• [所给文本]
────────────────

目标#

概述#

训练机器学习模型时的一个关键选择是选择哪种度量标准来衡量模型学习信号的有效性。这些度量标准对于比较训练好的模型在新相似数据上的泛化能力非常有用。

这种度量标准的选择是 AutoML 的关键组成部分,因为它定义了 AutoML 搜索将寻求优化的成本函数。在 EvalML 中,这些度量标准被称为 目标。AutoML 将在探索更多管道和参数时寻求最小化(或最大化)目标分数,并将利用管道评分的反馈来调整可用的超参数并继续搜索。因此,拥有一个能够代表模型将在预期应用领域中如何应用的目标函数至关重要。

EvalML 支持传统监督机器学习中的多种目标,包括回归问题的均方误差,以及分类问题的交叉熵ROC 曲线下面积。EvalML 还允许用户利用其领域专业知识定义自定义目标,以便 AutoML 可以搜索为用户问题提供最大价值的模型。

优化目标 vs 排序目标#

有许多用于评估模型性能的常用目标。然而,并非所有这些目标都应该用于优化 AutoMLSearch。考虑一下常用的目标 recall,它是真阳性数除以真阳性和假阴性数之和。如果模型没有假阴性,recall 最终会得到完美的 1 分。在自动优化过程中,模型可以利用这一点,在每种情况下都预测为正标签,从而生成一个完全无用但看起来性能很高的模型。然而,在模型训练完成后尝试评估性能时,这个目标仍然很有用。

由于这个潜在问题,我们定义了两种类型的目标:优化目标和排序目标。优化目标是可以用于 AutoMLSearch 中训练高性能模型的。排序目标可以在 AutoMLSearch 运行后使用,用于对模型性能进行排序或进行其他评估。这些包括所有优化指标,以及所有其他重要的、不用于优化的指标,例如 recall。

请注意,我们还定义了第三类目标,即非核心目标,它们是领域特定的,在使用前需要额外的配置。

优化目标#

使用 get_optimization_objectives 方法可以获取每种问题类型在 AutoMLSearch 中可用于优化的目标列表

[1]:
from evalml.objectives import get_optimization_objectives
from evalml.problem_types import ProblemTypes

for objective in get_optimization_objectives(ProblemTypes.BINARY):
    print(objective.name)
MCC Binary
Log Loss Binary
Gini
AUC
Precision
F1
Balanced Accuracy Binary
Accuracy Binary

排序目标#

使用 get_ranking_objectives 方法可以获取 EvalML 中包含的每种问题类型的所有目标列表

[2]:
from evalml.objectives import get_ranking_objectives

for objective in get_ranking_objectives(ProblemTypes.BINARY):
    print(objective.name)
MCC Binary
Log Loss Binary
Gini
AUC
Recall
Precision
F1
Balanced Accuracy Binary
Accuracy Binary

EvalML 为每种问题类型定义了一个基础目标类:RegressionObjectiveBinaryClassificationObjectiveMulticlassClassificationObjective。所有 EvalML 目标都是这些类中的一个子类。

二元分类目标与阈值#

所有二元分类目标都具有 threshold 属性。一些二元分类目标,如对数损失 (log loss) 和 AUC,不受二元分类阈值选择的影响,因为它们基于预测概率进行评分或检查一系列阈值。这些指标的 score_needs_proba 设置为 False。对于所有其他二元分类目标,我们可以从预测概率和目标值计算出最优二元分类阈值。

[3]:
from evalml.pipelines import BinaryClassificationPipeline
from evalml.demos import load_fraud
from evalml.objectives import F1

X, y = load_fraud(n_rows=100)

────────────────

• [版面区域记录]
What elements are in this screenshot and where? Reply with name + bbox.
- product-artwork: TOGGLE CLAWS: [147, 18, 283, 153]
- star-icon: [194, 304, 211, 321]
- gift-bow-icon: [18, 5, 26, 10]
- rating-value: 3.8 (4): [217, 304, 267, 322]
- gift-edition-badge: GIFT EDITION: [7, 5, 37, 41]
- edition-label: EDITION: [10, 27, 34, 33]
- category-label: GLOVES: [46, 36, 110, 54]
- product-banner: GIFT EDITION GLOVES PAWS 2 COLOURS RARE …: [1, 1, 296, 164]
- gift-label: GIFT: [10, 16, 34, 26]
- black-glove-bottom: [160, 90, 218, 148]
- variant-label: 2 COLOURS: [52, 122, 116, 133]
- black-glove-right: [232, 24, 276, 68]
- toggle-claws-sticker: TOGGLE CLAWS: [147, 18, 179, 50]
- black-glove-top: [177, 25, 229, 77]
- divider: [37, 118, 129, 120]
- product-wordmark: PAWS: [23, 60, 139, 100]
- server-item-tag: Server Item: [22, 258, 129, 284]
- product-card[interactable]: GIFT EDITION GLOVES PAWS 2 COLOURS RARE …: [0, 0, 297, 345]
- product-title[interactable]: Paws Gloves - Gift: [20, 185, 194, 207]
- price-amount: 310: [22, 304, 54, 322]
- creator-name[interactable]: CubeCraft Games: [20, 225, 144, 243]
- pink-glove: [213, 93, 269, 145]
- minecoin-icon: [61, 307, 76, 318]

────────────────

• [任务目标 A] 把 EvalML 目标说明中以“由于这个潜在问题”开头的段落改写成简短的要点列表，保留主要事实。
• [任务目标 B] 写出这篇 EvalML 目标说明在最后一行代码之后的下文。
这些记录用不到。

• [最终答案 A]
- 目标分为两类：优化目标和排序目标。
- 优化目标可以在 AutoMLSearch 中用来训练高性能模型。
- 排序目标在 AutoMLSearch 运行之后使用，用于给模型性能排序或做其他评估。
- 排序目标包括所有优化指标，也包括 recall 等其他重要但不用于优化的指标。

• [最终答案 B]
X.ww.init(
    logical_types={
        "provider": "Categorical",
        "region": "Categorical",
        "currency": "Categorical",
        "expiration_date": "Categorical",
    }
)
objective = F1()
pipeline = BinaryClassificationPipeline(
    component_graph=[
        "Imputer",
        "DateTime Featurizer",
        "One Hot Encoder",
        "Random Forest Classifier",
    ]
)
pipeline.fit(X, y)
print(pipeline.threshold)
print(pipeline.score(X, y, objectives=[objective]))

y_pred_proba = pipeline.predict_proba(X)[True]
pipeline.threshold = objective.optimize_threshold(y_pred_proba, y)
print(pipeline.threshold)
print(pipeline.score(X, y, objectives=[objective]))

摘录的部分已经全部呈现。